Data:
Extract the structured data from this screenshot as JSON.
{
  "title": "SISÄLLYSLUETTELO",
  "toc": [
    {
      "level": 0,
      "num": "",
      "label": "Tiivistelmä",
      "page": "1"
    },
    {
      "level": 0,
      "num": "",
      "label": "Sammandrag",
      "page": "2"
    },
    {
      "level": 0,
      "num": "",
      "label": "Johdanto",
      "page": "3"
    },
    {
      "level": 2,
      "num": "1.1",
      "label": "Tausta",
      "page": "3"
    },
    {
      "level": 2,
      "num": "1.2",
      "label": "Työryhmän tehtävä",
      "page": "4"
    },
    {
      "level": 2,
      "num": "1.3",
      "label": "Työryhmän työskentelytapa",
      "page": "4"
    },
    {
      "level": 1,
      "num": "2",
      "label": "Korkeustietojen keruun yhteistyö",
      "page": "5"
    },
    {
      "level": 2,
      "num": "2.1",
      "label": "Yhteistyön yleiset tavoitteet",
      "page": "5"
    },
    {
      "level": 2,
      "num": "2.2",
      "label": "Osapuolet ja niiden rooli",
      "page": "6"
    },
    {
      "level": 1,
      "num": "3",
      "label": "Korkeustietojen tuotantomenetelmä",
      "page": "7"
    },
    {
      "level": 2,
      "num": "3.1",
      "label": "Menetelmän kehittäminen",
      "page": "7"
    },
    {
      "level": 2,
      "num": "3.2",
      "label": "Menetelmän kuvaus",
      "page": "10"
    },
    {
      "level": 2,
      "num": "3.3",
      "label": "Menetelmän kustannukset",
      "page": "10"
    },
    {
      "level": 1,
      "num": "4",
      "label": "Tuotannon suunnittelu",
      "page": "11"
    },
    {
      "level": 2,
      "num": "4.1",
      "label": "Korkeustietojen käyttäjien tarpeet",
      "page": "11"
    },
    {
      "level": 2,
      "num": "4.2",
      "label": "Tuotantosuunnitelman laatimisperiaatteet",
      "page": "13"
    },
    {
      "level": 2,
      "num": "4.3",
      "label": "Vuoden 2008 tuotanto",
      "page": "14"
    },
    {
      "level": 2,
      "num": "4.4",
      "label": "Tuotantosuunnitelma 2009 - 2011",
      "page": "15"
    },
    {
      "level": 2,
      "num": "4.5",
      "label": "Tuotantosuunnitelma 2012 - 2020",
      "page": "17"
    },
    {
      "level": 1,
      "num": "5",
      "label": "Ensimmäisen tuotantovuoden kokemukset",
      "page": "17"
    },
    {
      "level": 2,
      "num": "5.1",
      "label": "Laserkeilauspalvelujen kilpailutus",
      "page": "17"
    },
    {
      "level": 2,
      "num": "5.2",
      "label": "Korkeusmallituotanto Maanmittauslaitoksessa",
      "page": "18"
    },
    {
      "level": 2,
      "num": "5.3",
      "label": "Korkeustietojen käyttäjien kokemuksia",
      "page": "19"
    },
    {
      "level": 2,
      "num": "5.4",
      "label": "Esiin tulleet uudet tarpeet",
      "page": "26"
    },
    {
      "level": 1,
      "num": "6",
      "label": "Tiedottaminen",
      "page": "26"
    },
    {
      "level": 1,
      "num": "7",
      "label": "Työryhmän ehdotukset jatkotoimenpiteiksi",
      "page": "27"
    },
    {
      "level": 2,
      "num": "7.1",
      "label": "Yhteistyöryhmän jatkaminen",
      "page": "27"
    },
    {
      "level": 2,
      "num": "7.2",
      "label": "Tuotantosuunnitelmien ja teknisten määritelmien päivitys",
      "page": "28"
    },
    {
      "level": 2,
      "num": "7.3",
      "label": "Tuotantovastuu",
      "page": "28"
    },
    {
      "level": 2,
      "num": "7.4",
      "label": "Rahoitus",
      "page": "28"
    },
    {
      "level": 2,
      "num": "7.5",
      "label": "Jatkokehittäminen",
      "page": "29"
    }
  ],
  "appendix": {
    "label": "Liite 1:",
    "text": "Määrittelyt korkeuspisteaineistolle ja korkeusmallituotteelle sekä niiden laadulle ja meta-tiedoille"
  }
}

Instructions for the task: Without leaving anything out, give the entries again exactly.

Exercise response:
Extract the structured data from this screenshot as JSON.
{
  "title": "SISÄLLYSLUETTELO",
  "toc": [
    {
      "level": 0,
      "num": "",
      "label": "Tiivistelmä",
      "page": "1"
    },
    {
      "level": 0,
      "num": "",
      "label": "Sammandrag",
      "page": "2"
    },
    {
      "level": 0,
      "num": "",
      "label": "Johdanto",
      "page": "3"
    },
    {
      "level": 2,
      "num": "1.1",
      "label": "Tausta",
      "page": "3"
    },
    {
      "level": 2,
      "num": "1.2",
      "label": "Työryhmän tehtävä",
      "page": "4"
    },
    {
      "level": 2,
      "num": "1.3",
      "label": "Työryhmän työskentelytapa",
      "page": "4"
    },
    {
      "level": 1,
      "num": "2",
      "label": "Korkeustietojen keruun yhteistyö",
      "page": "5"
    },
    {
      "level": 2,
      "num": "2.1",
      "label": "Yhteistyön yleiset tavoitteet",
      "page": "5"
    },
    {
      "level": 2,
      "num": "2.2",
      "label": "Osapuolet ja niiden rooli",
      "page": "6"
    },
    {
      "level": 1,
      "num": "3",
      "label": "Korkeustietojen tuotantomenetelmä",
      "page": "7"
    },
    {
      "level": 2,
      "num": "3.1",
      "label": "Menetelmän kehittäminen",
      "page": "7"
    },
    {
      "level": 2,
      "num": "3.2",
      "label": "Menetelmän kuvaus",
      "page": "10"
    },
    {
      "level": 2,
      "num": "3.3",
      "label": "Menetelmän kustannukset",
      "page": "10"
    },
    {
      "level": 1,
      "num": "4",
      "label": "Tuotannon suunnittelu",
      "page": "11"
    },
    {
      "level": 2,
      "num": "4.1",
      "label": "Korkeustietojen käyttäjien tarpeet",
      "page": "11"
    },
    {
      "level": 2,
      "num": "4.2",
      "label": "Tuotantosuunnitelman laatimisperiaatteet",
      "page": "13"
    },
    {
      "level": 2,
      "num": "4.3",
      "label": "Vuoden 2008 tuotanto",
      "page": "14"
    },
    {
      "level": 2,
      "num": "4.4",
      "label": "Tuotantosuunnitelma 2009 - 2011",
      "page": "15"
    },
    {
      "level": 2,
      "num": "4.5",
      "label": "Tuotantosuunnitelma 2012 - 2020",
      "page": "17"
    },
    {
      "level": 1,
      "num": "5",
      "label": "Ensimmäisen tuotantovuoden kokemukset",
      "page": "17"
    },
    {
      "level": 2,
      "num": "5.1",
      "label": "Laserkeilauspalvelujen kilpailutus",
      "page": "17"
    },
    {
      "level": 2,
      "num": "5.2",
      "label": "Korkeusmallituotanto Maanmittauslaitoksessa",
      "page": "18"
    },
    {
      "level": 2,
      "num": "5.3",
      "label": "Korkeustietojen käyttäjien kokemuksia",
      "page": "19"
    },
    {
      "level": 2,
      "num": "5.4",
      "label": "Esiin tulleet uudet tarpeet",
      "page": "26"
    },
    {
      "level": 1,
      "num": "6",
      "label": "Tiedottaminen",
      "page": "26"
    },
    {
      "level": 1,
      "num": "7",
      "label": "Työryhmän ehdotukset jatkotoimenpiteiksi",
      "page": "27"
    },
    {
      "level": 2,
      "num": "7.1",
      "label": "Yhteistyöryhmän jatkaminen",
      "page": "27"
    },
    {
      "level": 2,
      "num": "7.2",
      "label": "Tuotantosuunnitelmien ja teknisten määritelmien päivitys",
      "page": "28"
    },
    {
      "level": 2,
      "num": "7.3",
      "label": "Tuotantovastuu",
      "page": "28"
    },
    {
      "level": 2,
      "num": "7.4",
      "label": "Rahoitus",
      "page": "28"
    },
    {
      "level": 2,
      "num": "7.5",
      "label": "Jatkokehittäminen",
      "page": "29"
    }
  ],
  "appendix": {
    "label": "Liite 1:",
    "text": "Määrittelyt korkeuspisteaineistolle ja korkeusmallituotteelle sekä niiden laadulle ja meta-tiedoille"
  }
}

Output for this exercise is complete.